====== TEXTE FOURNI ======
Ligne des ponts : un espace aménagé (2/4)
Espace emblématique du rapport ancestral entre la Loire et la ville de Nantes, la « ligne des ponts » nantaise était un ensemble unique en France et en Europe érigé pour traverser 2 kilomètres de fleuve et permettre une liaison entre les différentes régions de la façade atlantique. Les métamorphoses radicales que le fleuve a subi au début du 20e siècle et les transformations dans le domaine des transports de denrées l’ont fait disparaître au profit d’une multitude de ponts pour les besoins des habitants.
Carte des îles de Nantes au 18e siècle
Date du document : 02/2021
Les faubourgs de la ligne des ponts
Du Moyen Age au 19e siècle, la ligne des ponts est constituée de six grands ponts serpentant d’île en île sur les deux kilomètres qui séparent la rive nord et de la rive sud de la Loire. Si la majorité des îles sont submersibles, quelques îlots rocheux émergent suffisamment pour permettre, au Moyen Age, l’installation de hameaux étagés sur leur flanc et traversés par des chaussées très fréquentées. Au bas des talus rocheux, les bancs de sable qui composent les îles offrent des grèves d’échouage pour les communautés îliennes.
Faubourg de la Saulsaie, de la Madeleine, de Petite, de Grande Biesse ou encore de Vertais, les hameaux des ponts situés en dehors des murailles de la ville sont, jusqu’à la Révolution, des faubourgs. Mais, au contraire de ces quartiers situés en dehors des murailles, leur situation géographique entre les deux rives leur permet d’être protégés par le fleuve et par une succession de portes plus ou moins fortifiées.
====== DONNÉES FOURNIES ======
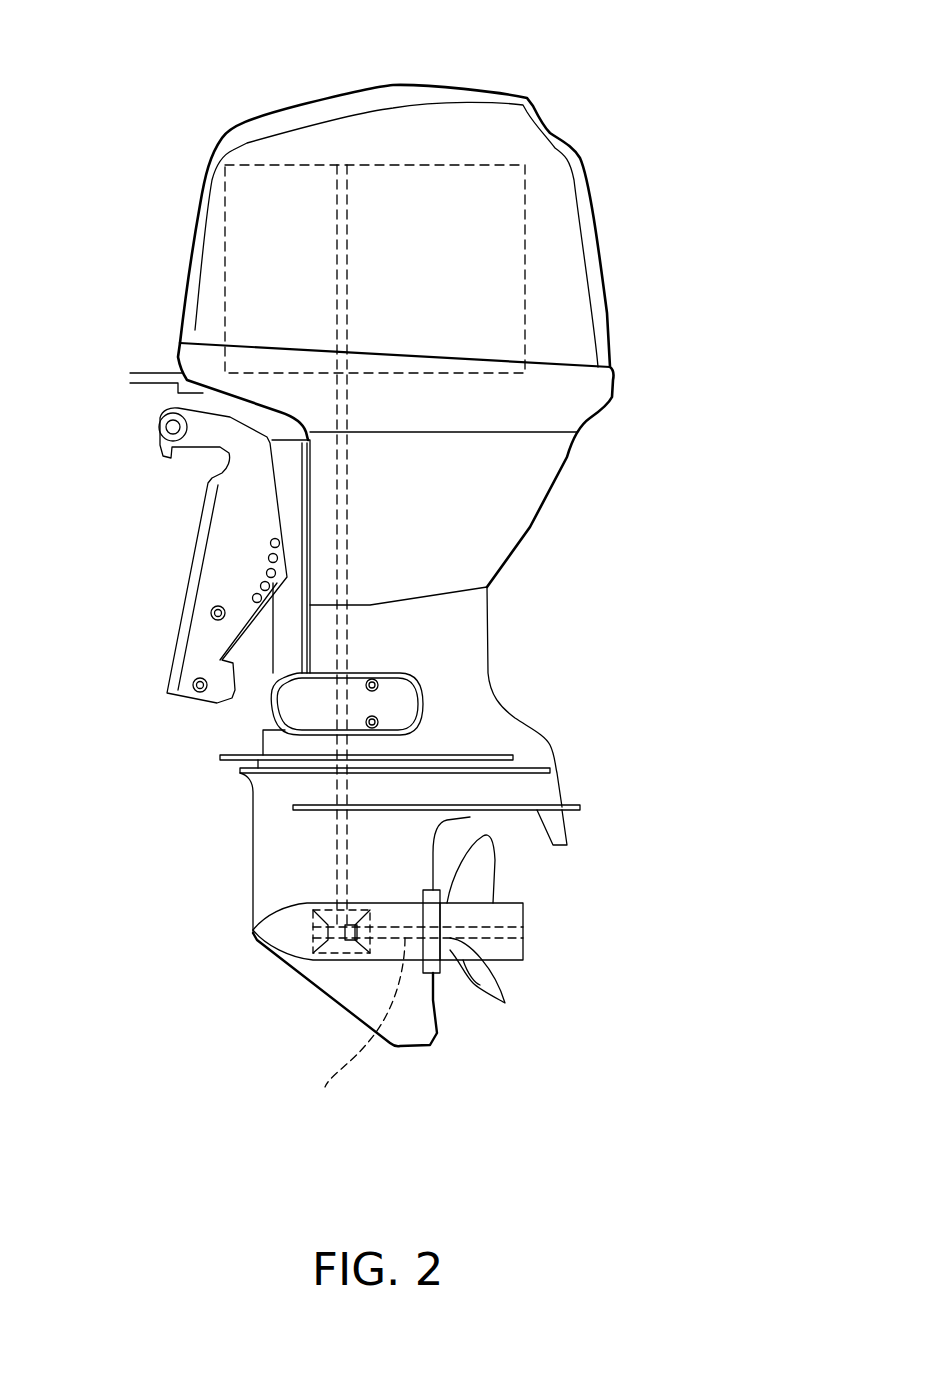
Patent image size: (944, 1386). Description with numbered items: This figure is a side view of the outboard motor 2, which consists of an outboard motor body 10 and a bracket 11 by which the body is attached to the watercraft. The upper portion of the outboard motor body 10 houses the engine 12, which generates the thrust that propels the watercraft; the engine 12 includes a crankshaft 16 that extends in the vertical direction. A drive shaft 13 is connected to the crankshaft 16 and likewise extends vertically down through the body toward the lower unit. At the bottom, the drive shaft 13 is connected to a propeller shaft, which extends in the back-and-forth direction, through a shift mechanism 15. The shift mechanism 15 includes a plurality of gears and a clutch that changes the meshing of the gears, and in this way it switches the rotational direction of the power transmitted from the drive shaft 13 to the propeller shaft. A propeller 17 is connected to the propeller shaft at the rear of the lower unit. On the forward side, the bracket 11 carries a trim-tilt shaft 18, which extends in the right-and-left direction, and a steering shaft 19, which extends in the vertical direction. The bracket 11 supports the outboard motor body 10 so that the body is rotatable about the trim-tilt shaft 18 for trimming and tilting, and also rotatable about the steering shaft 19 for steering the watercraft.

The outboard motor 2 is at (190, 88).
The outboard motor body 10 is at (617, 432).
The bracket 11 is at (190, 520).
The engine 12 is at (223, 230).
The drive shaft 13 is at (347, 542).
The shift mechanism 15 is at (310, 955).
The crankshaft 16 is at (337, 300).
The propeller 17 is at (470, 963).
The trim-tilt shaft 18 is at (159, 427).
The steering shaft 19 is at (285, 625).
======
====== DONNÉES FOURNIES ======
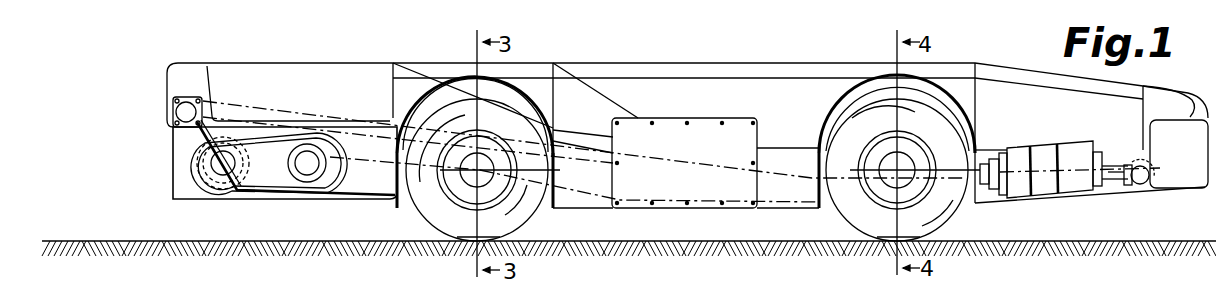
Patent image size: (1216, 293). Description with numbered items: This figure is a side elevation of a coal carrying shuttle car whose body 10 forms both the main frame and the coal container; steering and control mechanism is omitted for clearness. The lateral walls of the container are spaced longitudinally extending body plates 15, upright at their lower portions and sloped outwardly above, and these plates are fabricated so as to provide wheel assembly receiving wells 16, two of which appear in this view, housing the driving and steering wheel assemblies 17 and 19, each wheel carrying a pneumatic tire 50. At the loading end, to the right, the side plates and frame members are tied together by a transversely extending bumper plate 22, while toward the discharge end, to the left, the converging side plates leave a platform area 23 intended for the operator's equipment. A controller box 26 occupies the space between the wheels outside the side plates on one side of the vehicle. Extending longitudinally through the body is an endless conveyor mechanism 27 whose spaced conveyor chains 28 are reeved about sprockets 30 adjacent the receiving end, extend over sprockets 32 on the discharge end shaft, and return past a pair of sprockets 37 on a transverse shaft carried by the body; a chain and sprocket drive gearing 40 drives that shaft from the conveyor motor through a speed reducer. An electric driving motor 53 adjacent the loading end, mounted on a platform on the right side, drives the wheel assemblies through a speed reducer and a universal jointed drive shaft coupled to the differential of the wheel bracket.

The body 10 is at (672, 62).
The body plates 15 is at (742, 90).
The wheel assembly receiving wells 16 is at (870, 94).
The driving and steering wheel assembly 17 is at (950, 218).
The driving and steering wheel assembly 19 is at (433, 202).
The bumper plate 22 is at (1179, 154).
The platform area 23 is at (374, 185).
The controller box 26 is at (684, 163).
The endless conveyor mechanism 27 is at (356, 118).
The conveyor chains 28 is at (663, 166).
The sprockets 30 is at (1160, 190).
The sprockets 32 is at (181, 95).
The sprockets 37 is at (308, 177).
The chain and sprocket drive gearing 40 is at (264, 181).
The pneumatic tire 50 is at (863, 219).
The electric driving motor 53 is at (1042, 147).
======
====== DONNÉES FOURNIES ======
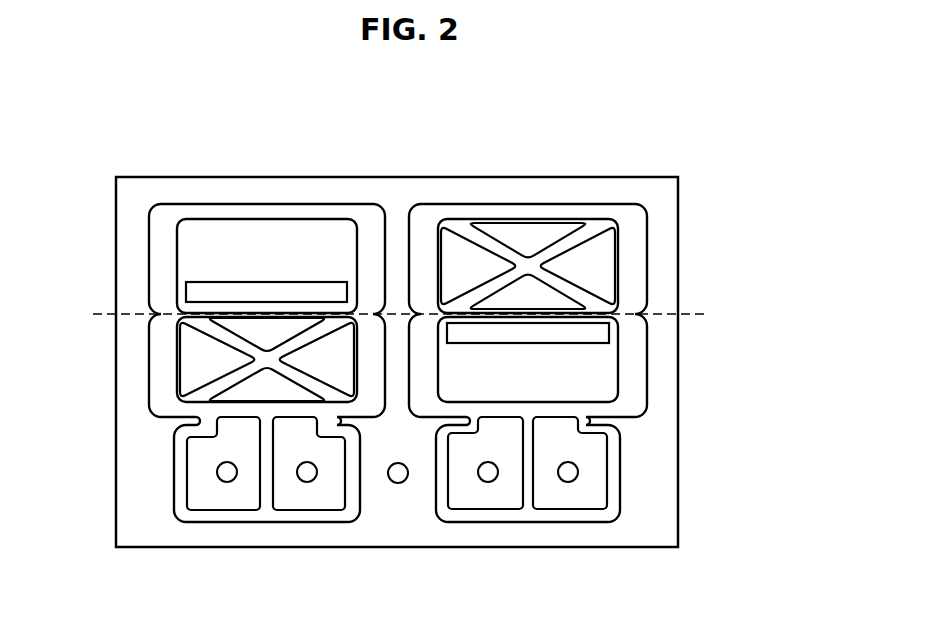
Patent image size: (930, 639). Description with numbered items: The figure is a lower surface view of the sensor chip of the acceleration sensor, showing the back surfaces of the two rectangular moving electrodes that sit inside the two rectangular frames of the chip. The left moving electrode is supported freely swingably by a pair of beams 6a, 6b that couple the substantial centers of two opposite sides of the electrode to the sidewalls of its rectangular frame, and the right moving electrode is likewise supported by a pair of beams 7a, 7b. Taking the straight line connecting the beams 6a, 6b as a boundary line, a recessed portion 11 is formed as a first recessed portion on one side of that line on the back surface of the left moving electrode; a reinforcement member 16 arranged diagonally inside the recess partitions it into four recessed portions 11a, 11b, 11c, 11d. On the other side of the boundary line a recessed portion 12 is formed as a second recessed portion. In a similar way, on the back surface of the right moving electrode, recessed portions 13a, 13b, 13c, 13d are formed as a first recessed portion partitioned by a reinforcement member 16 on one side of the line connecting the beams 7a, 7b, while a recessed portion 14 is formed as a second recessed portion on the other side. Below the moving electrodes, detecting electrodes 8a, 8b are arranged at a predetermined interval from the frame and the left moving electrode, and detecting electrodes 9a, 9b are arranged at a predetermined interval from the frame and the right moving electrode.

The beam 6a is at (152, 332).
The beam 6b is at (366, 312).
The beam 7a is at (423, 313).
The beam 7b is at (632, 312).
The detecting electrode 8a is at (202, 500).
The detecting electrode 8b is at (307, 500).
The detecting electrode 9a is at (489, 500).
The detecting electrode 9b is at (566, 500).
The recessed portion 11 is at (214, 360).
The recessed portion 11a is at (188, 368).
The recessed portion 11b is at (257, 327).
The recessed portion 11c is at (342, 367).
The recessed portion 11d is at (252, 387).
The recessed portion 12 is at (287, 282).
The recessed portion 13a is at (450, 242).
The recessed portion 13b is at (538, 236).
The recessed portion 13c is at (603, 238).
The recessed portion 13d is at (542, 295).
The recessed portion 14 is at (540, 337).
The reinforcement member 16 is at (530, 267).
======
TRAVAIL À RÉALISER -> Recopiez le passage du texte sur la ligne des ponts nantaise qui va de « Carte des îles » jusqu'à « les communautés îliennes. » inclus, en remplaçant « hameaux » par « villages ».

RÉSULTAT CI-DESSOUS ->
Carte des îles de Nantes au 18e siècle
Date du document : 02/2021
Les faubourgs de la ligne des ponts
Du Moyen Age au 19e siècle, la ligne des ponts est constituée de six grands ponts serpentant d’île en île sur les deux kilomètres qui séparent la rive nord et de la rive sud de la Loire. Si la majorité des îles sont submersibles, quelques îlots rocheux émergent suffisamment pour permettre, au Moyen Age, l’installation de villages étagés sur leur flanc et traversés par des chaussées très fréquentées. Au bas des talus rocheux, les bancs de sable qui composent les îles offrent des grèves d’échouage pour les communautés îliennes.